>> START
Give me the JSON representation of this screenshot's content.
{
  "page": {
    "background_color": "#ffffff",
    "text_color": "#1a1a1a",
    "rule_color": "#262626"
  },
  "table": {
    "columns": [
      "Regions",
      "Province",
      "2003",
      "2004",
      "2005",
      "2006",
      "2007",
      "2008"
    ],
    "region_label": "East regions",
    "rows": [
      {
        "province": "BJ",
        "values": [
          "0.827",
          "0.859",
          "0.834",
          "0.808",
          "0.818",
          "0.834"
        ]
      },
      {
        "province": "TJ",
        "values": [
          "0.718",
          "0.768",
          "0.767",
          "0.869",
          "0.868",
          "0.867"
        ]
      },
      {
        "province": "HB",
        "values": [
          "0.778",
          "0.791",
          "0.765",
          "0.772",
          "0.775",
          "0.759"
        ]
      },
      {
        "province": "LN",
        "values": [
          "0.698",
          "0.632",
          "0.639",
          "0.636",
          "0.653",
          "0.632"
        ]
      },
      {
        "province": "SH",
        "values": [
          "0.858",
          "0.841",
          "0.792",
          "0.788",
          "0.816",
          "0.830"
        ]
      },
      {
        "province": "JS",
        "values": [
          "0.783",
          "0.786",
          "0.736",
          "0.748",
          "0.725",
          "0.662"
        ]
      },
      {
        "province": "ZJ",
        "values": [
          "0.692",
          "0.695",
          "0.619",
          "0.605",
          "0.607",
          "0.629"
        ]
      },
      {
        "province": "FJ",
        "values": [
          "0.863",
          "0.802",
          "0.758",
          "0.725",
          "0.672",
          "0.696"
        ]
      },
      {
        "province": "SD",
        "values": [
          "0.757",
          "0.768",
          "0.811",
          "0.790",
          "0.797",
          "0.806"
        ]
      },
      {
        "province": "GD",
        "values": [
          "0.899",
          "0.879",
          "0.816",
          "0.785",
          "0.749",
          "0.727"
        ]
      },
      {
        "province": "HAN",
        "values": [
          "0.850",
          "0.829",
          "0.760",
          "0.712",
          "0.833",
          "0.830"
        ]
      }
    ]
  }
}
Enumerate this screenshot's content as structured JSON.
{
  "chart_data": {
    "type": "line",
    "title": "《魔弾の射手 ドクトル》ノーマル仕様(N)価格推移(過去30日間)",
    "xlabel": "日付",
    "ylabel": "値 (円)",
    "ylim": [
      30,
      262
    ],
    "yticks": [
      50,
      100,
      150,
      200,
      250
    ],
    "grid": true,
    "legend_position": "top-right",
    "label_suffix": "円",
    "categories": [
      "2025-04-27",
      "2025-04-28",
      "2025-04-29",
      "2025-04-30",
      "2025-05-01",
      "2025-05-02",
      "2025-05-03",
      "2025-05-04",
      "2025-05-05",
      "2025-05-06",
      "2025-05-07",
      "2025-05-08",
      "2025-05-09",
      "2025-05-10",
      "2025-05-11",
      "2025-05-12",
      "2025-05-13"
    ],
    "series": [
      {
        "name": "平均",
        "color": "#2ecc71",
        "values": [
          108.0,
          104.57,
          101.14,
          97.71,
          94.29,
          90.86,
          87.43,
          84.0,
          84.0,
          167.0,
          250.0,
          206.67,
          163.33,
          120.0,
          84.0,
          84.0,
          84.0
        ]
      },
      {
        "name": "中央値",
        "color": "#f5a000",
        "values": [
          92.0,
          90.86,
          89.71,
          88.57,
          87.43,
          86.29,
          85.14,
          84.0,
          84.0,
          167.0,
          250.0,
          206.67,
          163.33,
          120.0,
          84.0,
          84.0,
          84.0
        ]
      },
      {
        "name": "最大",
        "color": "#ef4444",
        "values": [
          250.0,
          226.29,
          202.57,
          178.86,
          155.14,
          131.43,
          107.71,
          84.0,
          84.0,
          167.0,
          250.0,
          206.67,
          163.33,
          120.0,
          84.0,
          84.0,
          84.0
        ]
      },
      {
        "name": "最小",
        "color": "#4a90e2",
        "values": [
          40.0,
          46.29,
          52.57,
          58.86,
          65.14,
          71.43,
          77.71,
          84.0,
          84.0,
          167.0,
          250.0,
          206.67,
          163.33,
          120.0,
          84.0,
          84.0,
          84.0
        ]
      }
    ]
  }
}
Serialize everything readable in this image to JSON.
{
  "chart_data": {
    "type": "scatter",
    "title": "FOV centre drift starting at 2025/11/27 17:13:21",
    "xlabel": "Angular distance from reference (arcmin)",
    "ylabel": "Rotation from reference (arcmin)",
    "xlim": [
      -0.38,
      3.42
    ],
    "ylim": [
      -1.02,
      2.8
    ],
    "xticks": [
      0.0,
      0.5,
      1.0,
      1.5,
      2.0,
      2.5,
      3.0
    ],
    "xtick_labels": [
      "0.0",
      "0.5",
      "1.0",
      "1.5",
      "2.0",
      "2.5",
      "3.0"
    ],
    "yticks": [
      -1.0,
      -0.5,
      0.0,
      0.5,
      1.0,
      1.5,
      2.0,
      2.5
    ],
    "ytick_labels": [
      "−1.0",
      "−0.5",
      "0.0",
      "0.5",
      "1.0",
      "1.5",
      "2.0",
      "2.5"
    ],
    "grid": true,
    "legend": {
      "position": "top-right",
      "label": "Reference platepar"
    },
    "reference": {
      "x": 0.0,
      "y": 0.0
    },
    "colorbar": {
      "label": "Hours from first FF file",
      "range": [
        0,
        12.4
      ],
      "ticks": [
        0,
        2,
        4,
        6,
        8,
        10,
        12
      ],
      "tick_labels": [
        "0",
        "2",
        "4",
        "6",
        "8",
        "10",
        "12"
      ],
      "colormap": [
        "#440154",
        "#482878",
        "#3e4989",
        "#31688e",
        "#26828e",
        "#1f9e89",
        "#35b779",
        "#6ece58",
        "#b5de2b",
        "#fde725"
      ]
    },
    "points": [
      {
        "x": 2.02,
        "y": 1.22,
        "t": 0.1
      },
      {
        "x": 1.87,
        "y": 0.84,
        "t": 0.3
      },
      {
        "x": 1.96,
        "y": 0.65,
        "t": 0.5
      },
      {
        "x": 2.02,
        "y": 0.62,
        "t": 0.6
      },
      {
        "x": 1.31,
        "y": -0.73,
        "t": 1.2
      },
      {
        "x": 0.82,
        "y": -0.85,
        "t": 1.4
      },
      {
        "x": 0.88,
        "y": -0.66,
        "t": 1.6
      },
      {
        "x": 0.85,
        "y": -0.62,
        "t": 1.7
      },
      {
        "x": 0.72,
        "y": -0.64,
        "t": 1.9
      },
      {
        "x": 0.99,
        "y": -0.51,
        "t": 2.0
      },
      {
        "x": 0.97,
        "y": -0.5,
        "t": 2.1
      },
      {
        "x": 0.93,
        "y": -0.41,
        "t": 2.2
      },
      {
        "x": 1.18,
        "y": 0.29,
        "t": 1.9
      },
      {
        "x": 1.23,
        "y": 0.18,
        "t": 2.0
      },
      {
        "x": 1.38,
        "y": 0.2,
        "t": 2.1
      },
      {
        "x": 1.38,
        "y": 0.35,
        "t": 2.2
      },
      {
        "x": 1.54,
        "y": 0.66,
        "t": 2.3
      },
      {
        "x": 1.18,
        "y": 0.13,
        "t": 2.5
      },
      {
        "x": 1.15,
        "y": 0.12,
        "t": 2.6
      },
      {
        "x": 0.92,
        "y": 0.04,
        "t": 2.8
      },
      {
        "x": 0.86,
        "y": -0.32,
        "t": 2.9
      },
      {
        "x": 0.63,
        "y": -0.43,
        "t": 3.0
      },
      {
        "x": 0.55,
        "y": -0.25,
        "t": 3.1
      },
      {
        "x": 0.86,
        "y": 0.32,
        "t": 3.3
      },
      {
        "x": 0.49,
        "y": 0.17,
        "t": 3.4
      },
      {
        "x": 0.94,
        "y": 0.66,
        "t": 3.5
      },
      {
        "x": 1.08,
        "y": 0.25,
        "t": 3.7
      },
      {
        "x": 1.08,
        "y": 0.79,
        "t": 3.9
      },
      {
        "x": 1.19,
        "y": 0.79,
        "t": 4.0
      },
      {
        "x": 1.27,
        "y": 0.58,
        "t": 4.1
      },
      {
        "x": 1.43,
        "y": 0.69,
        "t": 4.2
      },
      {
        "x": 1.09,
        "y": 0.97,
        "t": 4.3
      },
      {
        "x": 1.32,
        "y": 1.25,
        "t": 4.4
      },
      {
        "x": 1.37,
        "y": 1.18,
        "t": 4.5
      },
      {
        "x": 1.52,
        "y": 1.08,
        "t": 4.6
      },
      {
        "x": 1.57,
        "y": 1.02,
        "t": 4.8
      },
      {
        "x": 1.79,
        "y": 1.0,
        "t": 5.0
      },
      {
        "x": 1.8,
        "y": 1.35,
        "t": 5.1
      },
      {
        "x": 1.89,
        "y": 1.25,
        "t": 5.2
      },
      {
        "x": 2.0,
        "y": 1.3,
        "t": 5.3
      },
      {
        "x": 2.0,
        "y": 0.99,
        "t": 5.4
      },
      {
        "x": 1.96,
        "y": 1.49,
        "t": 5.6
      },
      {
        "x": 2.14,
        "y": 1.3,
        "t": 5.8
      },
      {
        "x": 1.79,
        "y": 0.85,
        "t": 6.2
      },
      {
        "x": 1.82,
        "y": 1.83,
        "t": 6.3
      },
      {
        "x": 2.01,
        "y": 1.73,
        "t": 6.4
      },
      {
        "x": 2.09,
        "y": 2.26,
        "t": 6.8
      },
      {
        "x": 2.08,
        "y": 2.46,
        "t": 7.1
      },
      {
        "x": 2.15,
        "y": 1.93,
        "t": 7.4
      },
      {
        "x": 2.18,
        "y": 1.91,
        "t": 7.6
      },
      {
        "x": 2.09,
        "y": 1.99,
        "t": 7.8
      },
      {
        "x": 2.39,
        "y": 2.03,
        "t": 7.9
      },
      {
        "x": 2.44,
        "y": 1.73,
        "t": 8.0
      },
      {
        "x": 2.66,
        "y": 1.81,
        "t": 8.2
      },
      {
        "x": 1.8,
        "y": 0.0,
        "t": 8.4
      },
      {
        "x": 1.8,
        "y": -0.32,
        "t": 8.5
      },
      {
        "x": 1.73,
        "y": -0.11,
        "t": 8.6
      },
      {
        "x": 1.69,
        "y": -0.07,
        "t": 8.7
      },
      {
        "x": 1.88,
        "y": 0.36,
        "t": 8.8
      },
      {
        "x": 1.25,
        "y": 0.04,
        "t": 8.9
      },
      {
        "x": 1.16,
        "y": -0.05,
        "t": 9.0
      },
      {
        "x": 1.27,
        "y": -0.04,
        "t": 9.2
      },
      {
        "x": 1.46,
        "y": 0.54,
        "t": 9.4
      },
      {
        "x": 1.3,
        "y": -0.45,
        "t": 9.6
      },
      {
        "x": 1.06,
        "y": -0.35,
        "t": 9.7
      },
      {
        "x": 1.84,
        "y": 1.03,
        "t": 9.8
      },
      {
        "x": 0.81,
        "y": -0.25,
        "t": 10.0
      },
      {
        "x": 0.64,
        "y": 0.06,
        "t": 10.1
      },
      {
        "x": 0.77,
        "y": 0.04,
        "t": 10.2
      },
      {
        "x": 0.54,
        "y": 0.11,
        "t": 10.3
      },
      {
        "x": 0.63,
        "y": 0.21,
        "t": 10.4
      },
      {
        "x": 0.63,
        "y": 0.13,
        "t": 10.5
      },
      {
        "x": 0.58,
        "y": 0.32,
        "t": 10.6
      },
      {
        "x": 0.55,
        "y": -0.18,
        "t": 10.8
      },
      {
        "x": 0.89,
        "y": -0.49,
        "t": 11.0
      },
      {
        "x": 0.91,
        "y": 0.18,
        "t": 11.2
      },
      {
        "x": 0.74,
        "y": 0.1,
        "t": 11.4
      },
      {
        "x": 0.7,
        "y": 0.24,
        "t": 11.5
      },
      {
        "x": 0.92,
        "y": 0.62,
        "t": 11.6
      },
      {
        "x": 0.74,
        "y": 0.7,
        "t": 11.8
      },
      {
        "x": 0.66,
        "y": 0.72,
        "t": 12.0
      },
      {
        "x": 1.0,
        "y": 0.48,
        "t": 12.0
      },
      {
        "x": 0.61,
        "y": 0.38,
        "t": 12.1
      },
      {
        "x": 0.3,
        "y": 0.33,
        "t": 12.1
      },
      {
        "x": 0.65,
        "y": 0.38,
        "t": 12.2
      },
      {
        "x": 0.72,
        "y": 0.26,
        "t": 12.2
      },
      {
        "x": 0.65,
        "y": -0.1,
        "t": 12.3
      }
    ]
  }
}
>> END
Problem to solve: Find every line above that contains the word "xlabel", and return each one.

Exercise output:
    "xlabel": "日付",
    "xlabel": "Angular distance from reference (arcmin)",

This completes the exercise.